◆ **WHAT TO PRODUCE**:
Using the material below, copy every line where "countries" appears.

━━━━━━

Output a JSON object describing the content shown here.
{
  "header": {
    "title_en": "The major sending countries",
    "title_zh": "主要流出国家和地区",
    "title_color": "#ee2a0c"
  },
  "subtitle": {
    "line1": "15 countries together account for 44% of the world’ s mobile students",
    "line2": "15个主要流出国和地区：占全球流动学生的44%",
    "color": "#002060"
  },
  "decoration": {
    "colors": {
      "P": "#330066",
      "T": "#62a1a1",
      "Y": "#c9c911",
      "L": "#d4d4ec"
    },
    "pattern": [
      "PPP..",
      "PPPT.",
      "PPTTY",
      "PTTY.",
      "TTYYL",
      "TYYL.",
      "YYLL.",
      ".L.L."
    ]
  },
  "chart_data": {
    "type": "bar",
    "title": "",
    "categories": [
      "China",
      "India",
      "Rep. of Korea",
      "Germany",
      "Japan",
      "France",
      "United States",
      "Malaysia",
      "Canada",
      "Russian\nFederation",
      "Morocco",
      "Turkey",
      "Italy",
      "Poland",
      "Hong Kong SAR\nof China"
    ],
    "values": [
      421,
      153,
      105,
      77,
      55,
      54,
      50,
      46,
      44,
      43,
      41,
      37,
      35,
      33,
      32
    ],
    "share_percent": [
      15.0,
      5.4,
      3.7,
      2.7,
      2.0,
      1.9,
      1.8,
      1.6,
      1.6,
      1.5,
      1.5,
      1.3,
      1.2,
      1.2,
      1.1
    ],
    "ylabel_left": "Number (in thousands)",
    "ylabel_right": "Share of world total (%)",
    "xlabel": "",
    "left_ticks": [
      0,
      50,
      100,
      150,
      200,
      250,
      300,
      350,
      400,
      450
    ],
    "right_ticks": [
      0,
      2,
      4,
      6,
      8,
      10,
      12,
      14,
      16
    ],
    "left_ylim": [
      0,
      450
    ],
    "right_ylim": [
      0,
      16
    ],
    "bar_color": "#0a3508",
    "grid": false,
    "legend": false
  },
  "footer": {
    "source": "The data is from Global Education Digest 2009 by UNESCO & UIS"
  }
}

━━━━━━

◆ **ANSWER**:
    "title_en": "The major sending countries",
    "line1": "15 countries together account for 44% of the world’ s mobile students",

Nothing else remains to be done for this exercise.